-- STATED GOAL --
Which lines hold the word "content"? Show each of them.

--- Start of DATA SUPPLIED ---

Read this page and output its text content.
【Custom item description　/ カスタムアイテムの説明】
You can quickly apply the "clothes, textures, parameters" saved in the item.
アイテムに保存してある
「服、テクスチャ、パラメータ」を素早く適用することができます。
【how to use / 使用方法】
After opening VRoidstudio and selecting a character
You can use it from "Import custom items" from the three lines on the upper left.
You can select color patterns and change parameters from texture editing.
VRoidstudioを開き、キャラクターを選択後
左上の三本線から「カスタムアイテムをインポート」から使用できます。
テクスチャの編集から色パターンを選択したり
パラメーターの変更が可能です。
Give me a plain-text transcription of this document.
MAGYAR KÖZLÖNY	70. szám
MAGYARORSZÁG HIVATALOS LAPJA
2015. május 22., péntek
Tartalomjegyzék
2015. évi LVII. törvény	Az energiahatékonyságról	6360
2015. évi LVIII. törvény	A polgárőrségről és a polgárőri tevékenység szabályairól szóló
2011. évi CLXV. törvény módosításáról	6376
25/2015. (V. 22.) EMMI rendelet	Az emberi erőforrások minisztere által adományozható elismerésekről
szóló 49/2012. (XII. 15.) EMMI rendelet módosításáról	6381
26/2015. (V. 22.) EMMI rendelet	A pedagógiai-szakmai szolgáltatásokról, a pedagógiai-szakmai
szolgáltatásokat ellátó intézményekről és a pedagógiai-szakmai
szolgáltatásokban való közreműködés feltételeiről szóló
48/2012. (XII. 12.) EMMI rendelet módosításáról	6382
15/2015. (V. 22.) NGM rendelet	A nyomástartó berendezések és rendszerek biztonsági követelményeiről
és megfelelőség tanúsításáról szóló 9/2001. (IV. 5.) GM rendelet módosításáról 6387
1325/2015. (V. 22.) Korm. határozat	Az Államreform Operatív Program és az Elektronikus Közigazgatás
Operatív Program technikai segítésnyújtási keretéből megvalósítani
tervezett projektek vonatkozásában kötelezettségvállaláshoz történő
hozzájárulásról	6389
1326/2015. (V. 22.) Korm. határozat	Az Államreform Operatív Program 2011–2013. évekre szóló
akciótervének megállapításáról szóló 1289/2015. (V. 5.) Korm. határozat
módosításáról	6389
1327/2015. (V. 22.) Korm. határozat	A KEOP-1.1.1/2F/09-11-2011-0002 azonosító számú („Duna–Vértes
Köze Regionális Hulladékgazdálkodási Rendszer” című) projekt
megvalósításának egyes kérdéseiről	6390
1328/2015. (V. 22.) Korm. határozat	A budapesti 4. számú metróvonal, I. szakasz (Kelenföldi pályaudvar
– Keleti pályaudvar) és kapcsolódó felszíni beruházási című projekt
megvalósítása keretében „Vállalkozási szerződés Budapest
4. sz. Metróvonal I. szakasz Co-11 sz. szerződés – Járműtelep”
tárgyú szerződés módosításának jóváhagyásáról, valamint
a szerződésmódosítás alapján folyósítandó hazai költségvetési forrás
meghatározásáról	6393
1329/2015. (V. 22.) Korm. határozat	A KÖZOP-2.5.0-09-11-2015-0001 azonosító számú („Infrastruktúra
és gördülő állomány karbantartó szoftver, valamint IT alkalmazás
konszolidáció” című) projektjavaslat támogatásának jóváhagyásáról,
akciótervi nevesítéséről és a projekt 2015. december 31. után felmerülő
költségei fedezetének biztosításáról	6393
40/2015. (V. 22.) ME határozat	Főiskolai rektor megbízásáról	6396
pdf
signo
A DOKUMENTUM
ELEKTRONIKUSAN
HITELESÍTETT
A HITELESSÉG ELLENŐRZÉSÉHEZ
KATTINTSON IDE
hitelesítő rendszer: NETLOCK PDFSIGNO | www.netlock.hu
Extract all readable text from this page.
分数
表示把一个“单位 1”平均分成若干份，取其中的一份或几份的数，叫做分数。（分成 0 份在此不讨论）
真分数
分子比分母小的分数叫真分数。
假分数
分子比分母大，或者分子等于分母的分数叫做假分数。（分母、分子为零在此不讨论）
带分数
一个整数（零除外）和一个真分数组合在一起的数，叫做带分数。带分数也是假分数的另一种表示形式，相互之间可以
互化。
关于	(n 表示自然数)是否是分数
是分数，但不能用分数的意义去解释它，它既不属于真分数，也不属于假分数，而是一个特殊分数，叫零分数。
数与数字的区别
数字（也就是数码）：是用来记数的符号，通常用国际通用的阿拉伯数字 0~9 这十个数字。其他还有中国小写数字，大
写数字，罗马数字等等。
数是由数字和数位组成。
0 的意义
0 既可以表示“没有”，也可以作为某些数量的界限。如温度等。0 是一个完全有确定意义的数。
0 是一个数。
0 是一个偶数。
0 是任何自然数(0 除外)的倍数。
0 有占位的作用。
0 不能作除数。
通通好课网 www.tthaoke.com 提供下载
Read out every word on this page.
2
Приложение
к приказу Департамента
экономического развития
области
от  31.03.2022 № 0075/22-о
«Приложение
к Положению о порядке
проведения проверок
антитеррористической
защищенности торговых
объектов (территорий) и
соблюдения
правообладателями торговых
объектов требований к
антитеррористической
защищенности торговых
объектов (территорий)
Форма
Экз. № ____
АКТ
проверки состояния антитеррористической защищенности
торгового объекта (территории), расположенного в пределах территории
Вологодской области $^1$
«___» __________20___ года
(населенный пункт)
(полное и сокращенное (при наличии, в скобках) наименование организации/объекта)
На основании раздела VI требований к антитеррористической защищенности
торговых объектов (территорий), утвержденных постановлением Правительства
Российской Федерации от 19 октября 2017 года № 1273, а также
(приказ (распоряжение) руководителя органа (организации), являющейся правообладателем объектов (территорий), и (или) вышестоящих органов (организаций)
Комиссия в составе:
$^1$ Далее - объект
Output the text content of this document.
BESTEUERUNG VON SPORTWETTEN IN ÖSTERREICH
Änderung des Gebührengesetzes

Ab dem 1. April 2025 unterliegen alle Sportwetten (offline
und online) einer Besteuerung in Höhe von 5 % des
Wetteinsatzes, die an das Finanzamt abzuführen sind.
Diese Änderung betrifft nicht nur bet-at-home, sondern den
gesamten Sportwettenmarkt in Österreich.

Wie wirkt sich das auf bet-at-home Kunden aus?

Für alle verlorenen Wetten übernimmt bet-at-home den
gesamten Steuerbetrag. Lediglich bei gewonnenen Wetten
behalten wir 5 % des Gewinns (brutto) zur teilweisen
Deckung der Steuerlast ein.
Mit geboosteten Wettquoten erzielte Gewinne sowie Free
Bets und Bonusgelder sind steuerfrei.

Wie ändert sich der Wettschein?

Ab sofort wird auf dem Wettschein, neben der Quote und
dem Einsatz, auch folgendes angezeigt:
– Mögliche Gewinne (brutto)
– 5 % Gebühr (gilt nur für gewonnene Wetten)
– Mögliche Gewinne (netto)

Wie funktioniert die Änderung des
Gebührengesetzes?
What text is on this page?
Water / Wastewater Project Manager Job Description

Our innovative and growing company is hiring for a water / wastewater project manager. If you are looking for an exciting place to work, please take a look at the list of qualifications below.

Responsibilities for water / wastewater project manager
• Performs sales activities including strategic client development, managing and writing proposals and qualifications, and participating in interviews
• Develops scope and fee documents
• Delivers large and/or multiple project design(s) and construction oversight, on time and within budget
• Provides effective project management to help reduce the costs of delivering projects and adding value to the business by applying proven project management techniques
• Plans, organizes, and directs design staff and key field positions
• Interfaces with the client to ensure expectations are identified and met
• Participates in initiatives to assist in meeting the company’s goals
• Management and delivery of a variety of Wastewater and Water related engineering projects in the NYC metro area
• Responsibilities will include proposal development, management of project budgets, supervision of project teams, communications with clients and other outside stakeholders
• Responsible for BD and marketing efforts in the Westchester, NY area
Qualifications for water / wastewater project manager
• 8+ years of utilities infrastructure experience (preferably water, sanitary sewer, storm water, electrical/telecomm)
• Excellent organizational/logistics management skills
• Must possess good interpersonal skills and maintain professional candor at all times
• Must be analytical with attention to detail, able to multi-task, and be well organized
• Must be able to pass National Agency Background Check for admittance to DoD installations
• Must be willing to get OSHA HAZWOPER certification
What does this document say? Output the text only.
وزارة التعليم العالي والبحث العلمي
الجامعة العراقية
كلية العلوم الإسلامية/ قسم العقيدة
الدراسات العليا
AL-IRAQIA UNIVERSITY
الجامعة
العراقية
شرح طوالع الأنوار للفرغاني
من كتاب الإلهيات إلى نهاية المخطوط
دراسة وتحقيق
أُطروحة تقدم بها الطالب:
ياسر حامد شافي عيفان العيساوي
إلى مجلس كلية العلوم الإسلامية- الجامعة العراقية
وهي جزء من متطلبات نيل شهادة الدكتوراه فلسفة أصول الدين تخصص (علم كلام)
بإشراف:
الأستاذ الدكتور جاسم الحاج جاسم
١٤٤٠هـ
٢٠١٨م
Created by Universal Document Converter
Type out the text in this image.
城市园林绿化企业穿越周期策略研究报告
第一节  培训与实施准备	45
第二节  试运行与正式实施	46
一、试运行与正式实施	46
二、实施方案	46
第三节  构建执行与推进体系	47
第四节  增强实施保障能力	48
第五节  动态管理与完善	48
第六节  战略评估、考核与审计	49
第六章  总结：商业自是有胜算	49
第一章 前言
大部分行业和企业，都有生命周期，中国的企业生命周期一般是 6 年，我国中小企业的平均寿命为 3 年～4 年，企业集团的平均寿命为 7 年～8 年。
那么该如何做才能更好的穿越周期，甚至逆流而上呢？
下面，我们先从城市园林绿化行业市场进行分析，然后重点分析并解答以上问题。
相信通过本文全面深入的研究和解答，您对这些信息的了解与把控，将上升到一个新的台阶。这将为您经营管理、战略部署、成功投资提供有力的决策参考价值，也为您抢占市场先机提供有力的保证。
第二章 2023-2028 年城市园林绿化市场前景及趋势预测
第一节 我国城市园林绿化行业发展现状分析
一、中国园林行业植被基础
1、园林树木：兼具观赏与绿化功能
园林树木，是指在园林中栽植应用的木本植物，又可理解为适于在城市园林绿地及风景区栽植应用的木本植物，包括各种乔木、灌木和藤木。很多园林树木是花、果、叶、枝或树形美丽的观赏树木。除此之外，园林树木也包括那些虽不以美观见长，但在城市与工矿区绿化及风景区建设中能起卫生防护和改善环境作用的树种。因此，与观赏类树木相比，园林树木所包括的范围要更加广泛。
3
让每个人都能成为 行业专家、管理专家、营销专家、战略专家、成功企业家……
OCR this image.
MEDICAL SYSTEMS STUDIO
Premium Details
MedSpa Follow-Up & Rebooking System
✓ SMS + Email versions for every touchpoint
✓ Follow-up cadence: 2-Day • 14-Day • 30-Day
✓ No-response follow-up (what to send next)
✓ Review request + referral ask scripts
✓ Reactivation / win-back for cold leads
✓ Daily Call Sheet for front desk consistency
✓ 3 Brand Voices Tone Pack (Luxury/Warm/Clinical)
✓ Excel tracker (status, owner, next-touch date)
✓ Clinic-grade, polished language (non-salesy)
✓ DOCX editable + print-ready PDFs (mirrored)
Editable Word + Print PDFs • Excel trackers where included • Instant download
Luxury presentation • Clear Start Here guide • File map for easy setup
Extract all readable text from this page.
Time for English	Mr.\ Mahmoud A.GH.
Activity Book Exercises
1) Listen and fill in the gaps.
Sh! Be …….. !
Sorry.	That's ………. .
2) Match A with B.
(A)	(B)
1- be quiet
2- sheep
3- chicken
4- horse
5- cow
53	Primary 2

--- End of DATA SUPPLIED ---

-- CORRECT OUTPUT --
Read this page and output its text content.
Output the text content of this document.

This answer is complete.